(Items from a dataset)
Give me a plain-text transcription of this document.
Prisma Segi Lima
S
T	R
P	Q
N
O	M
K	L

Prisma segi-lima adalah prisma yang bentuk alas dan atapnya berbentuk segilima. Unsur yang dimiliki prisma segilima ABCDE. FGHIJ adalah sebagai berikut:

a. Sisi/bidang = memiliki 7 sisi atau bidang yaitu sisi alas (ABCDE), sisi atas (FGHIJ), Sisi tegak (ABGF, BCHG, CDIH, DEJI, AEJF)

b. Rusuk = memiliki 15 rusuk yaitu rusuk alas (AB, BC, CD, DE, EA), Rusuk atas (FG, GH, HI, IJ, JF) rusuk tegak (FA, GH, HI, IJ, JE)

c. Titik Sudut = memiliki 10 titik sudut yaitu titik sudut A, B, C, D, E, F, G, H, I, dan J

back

---

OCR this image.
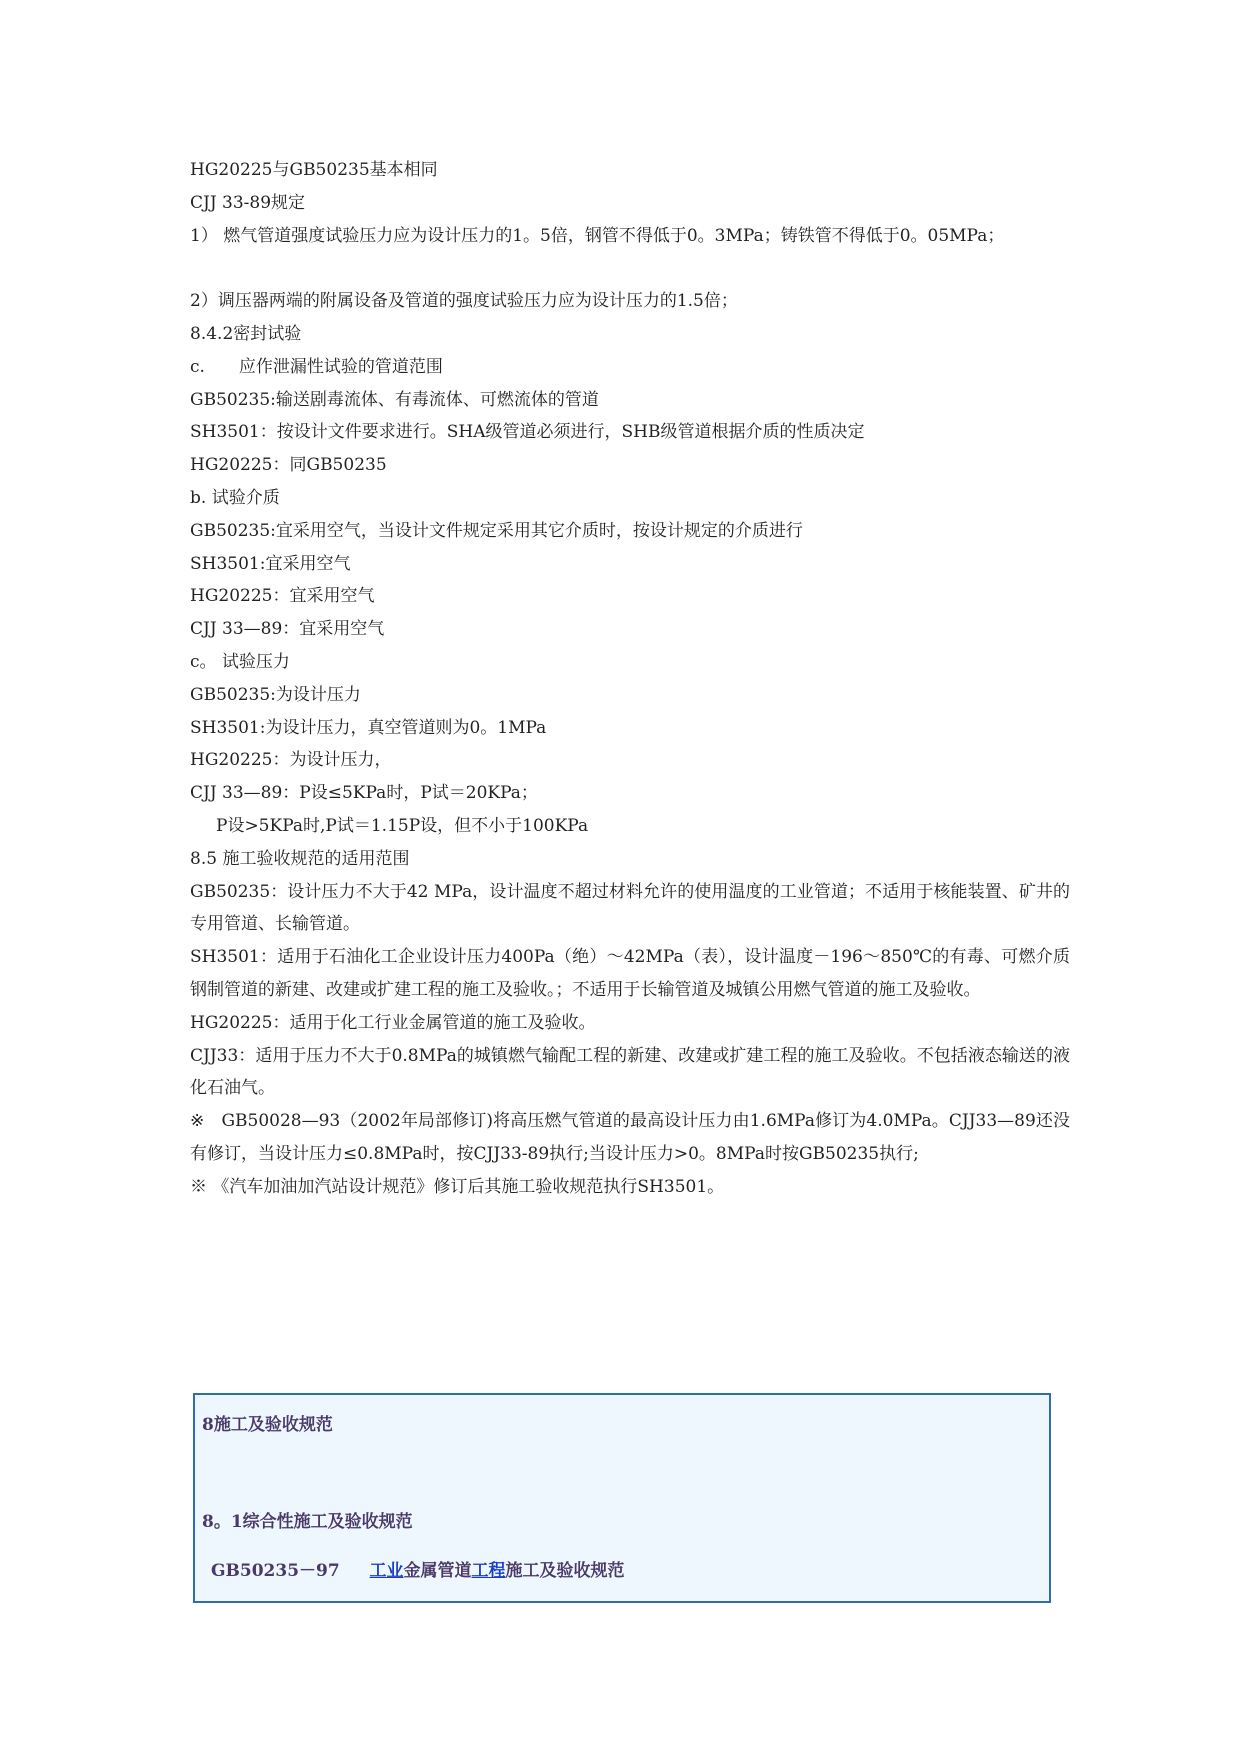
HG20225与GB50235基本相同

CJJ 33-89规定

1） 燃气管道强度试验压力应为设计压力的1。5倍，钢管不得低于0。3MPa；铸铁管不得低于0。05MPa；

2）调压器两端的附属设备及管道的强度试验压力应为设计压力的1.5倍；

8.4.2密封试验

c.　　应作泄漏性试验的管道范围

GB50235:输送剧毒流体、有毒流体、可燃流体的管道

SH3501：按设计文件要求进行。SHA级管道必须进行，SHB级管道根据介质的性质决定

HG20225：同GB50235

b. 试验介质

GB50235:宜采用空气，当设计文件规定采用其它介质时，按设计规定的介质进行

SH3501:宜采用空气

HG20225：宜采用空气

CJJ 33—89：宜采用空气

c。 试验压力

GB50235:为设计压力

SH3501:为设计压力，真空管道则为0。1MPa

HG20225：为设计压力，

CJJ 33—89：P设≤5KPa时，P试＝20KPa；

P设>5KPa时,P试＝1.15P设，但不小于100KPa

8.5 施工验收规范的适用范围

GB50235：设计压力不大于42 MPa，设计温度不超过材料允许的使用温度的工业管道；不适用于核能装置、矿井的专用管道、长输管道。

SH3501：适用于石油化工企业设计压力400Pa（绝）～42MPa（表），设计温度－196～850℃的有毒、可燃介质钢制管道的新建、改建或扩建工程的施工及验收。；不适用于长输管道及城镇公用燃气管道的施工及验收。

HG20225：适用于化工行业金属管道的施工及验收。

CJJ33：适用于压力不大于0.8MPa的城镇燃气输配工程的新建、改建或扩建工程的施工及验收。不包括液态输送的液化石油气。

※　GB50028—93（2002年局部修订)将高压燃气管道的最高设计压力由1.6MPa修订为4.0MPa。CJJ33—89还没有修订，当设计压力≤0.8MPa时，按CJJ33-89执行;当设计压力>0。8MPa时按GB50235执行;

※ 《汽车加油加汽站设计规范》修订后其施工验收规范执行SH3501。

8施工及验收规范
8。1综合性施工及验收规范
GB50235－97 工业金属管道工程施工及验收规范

--

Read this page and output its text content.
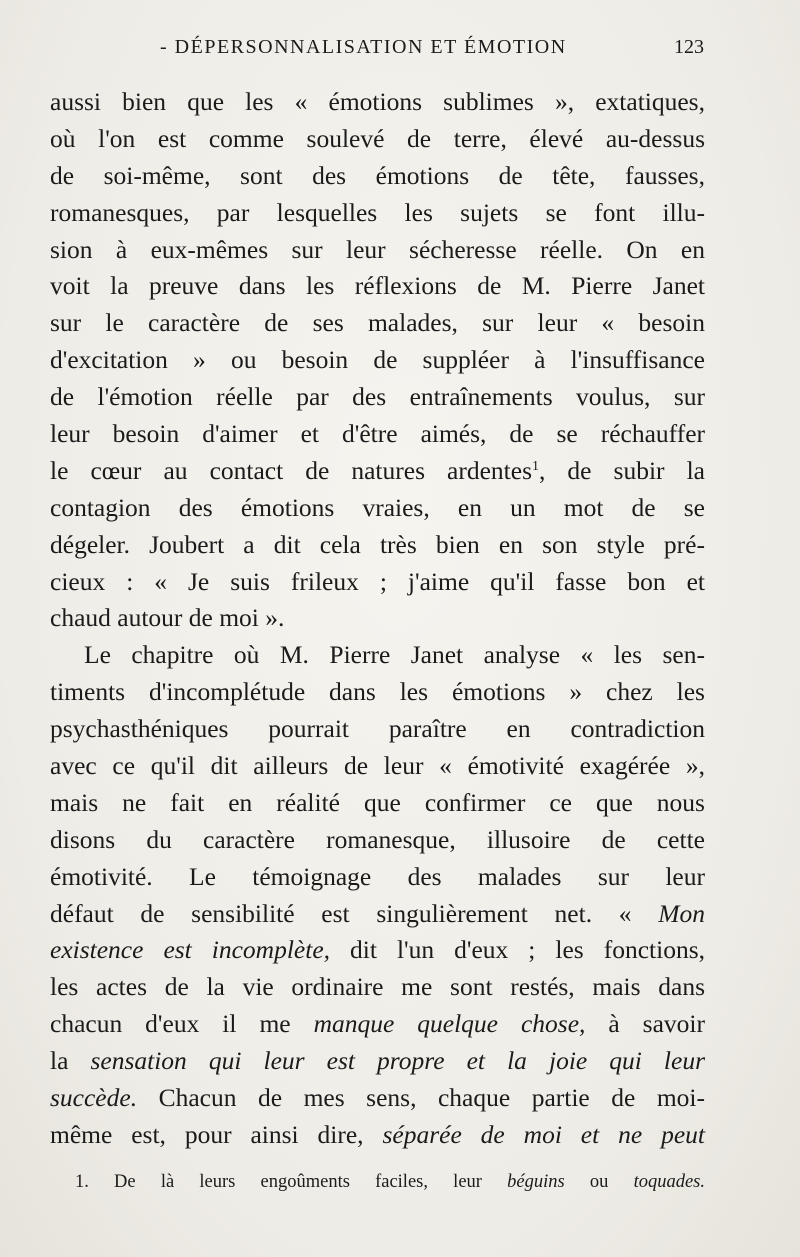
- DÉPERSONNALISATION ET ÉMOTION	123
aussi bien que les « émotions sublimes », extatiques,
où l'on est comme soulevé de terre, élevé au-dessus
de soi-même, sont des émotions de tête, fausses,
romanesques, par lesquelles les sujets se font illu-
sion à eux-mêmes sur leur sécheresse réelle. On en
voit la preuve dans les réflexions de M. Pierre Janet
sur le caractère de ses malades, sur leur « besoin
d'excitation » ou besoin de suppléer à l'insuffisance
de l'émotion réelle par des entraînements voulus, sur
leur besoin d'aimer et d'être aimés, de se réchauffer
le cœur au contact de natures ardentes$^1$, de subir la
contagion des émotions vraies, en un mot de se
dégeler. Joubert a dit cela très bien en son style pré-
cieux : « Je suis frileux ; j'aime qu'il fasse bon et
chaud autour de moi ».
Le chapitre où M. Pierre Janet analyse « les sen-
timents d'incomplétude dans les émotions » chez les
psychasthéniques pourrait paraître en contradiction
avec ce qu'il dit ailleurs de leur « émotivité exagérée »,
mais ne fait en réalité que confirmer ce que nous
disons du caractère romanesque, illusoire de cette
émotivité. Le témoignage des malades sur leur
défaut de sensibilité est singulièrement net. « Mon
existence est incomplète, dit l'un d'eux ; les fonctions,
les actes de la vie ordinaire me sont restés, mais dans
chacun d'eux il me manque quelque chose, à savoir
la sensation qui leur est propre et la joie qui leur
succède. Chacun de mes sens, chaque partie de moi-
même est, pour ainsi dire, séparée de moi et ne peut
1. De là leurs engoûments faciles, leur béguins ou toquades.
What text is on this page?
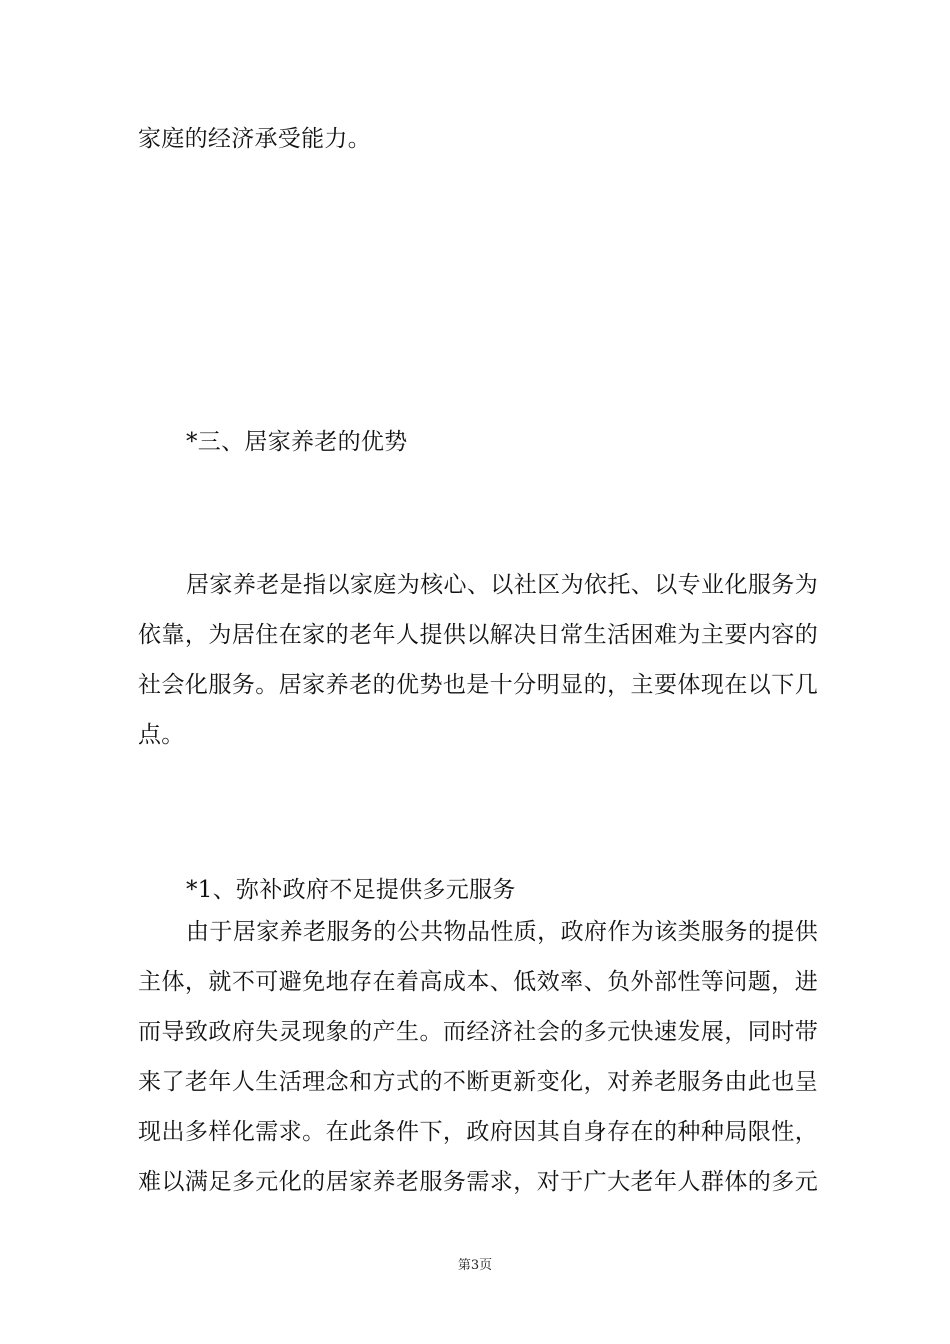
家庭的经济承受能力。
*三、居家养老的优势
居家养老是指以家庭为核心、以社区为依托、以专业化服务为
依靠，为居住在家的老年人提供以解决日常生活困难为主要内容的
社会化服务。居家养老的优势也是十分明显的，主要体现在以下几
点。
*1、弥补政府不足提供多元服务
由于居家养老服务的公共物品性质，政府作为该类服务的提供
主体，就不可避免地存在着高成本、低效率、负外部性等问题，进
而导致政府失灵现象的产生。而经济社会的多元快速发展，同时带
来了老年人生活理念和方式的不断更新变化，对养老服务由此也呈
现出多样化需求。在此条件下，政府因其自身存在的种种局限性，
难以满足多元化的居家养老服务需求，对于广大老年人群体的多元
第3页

WHAT IS BEING ASKED: Which lines hold the string "改建或扩建工程的施工及验收"? Copy all of them from the data above.

WRITTEN RESPONSE:
SH3501：适用于石油化工企业设计压力400Pa（绝）～42MPa（表），设计温度－196～850℃的有毒、可燃介质钢制管道的新建、改建或扩建工程的施工及验收。；不适用于长输管道及城镇公用燃气管道的施工及验收。
CJJ33：适用于压力不大于0.8MPa的城镇燃气输配工程的新建、改建或扩建工程的施工及验收。不包括液态输送的液化石油气。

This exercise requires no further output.